==== Information supplied ====

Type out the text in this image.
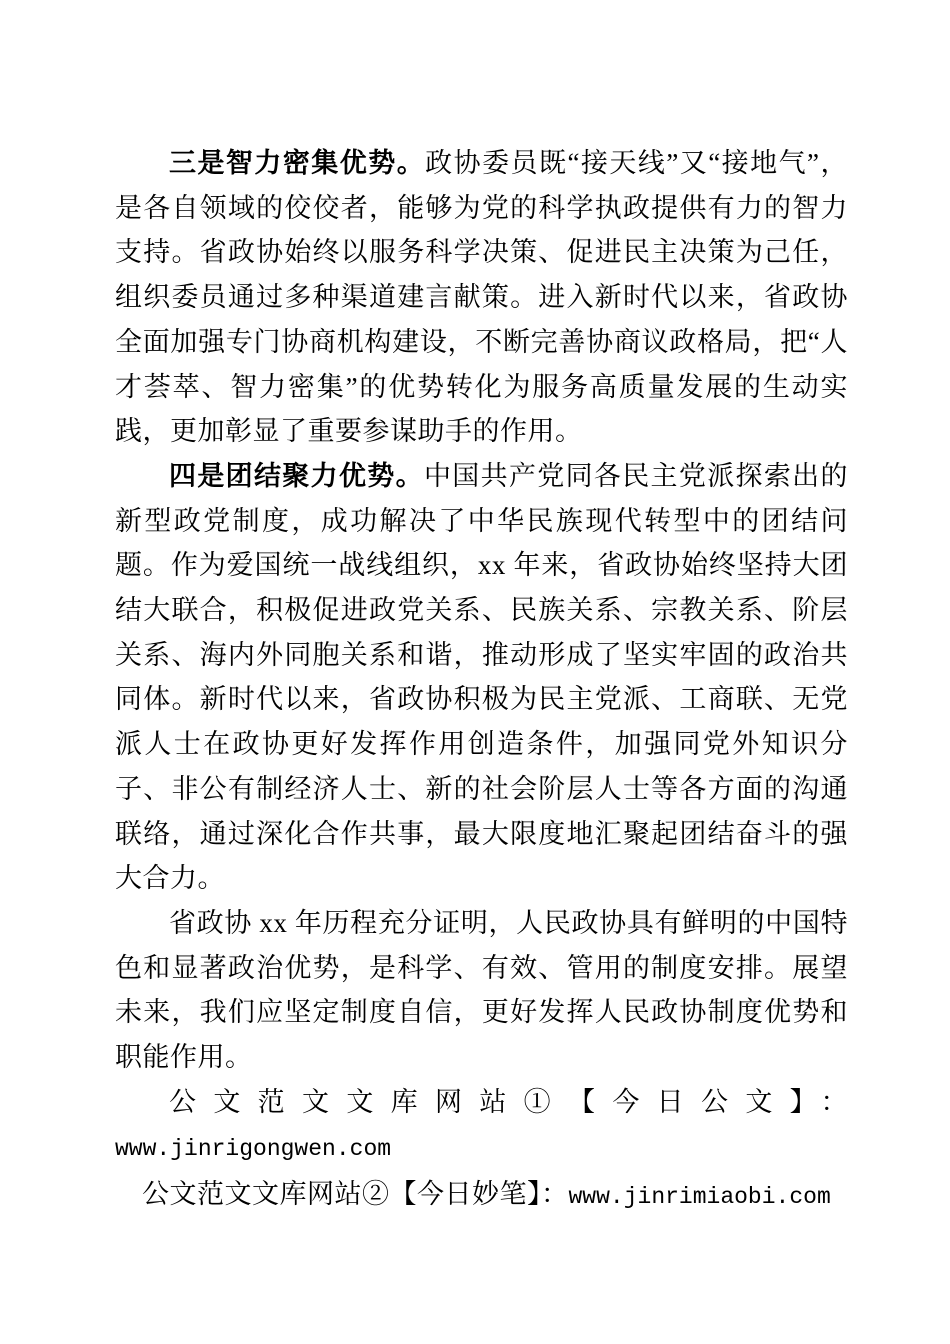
三是智力密集优势。政协委员既“接天线”又“接地气”，是各自领域的佼佼者，能够为党的科学执政提供有力的智力支持。省政协始终以服务科学决策、促进民主决策为己任，组织委员通过多种渠道建言献策。进入新时代以来，省政协全面加强专门协商机构建设，不断完善协商议政格局，把“人才荟萃、智力密集”的优势转化为服务高质量发展的生动实践，更加彰显了重要参谋助手的作用。

四是团结聚力优势。中国共产党同各民主党派探索出的新型政党制度，成功解决了中华民族现代转型中的团结问题。作为爱国统一战线组织，xx 年来，省政协始终坚持大团结大联合，积极促进政党关系、民族关系、宗教关系、阶层关系、海内外同胞关系和谐，推动形成了坚实牢固的政治共同体。新时代以来，省政协积极为民主党派、工商联、无党派人士在政协更好发挥作用创造条件，加强同党外知识分子、非公有制经济人士、新的社会阶层人士等各方面的沟通联络，通过深化合作共事，最大限度地汇聚起团结奋斗的强大合力。

省政协 xx 年历程充分证明，人民政协具有鲜明的中国特色和显著政治优势，是科学、有效、管用的制度安排。展望未来，我们应坚定制度自信，更好发挥人民政协制度优势和职能作用。

公文范文文库网站①【今日公文】：

www.jinrigongwen.com

公文范文文库网站②【今日妙笔】：www.jinrimiaobi.com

====

### Description of the task
Each line of the material must be retyped exactly, except that images are omitted.

### Reply
Type out the text in this image.
三是智力密集优势。政协委员既“接天线”又“接地气”，是各自领域的佼佼者，能够为党的科学执政提供有力的智力支持。省政协始终以服务科学决策、促进民主决策为己任，组织委员通过多种渠道建言献策。进入新时代以来，省政协全面加强专门协商机构建设，不断完善协商议政格局，把“人才荟萃、智力密集”的优势转化为服务高质量发展的生动实践，更加彰显了重要参谋助手的作用。

四是团结聚力优势。中国共产党同各民主党派探索出的新型政党制度，成功解决了中华民族现代转型中的团结问题。作为爱国统一战线组织，xx 年来，省政协始终坚持大团结大联合，积极促进政党关系、民族关系、宗教关系、阶层关系、海内外同胞关系和谐，推动形成了坚实牢固的政治共同体。新时代以来，省政协积极为民主党派、工商联、无党派人士在政协更好发挥作用创造条件，加强同党外知识分子、非公有制经济人士、新的社会阶层人士等各方面的沟通联络，通过深化合作共事，最大限度地汇聚起团结奋斗的强大合力。

省政协 xx 年历程充分证明，人民政协具有鲜明的中国特色和显著政治优势，是科学、有效、管用的制度安排。展望未来，我们应坚定制度自信，更好发挥人民政协制度优势和职能作用。

公文范文文库网站①【今日公文】：

www.jinrigongwen.com

公文范文文库网站②【今日妙笔】：www.jinrimiaobi.com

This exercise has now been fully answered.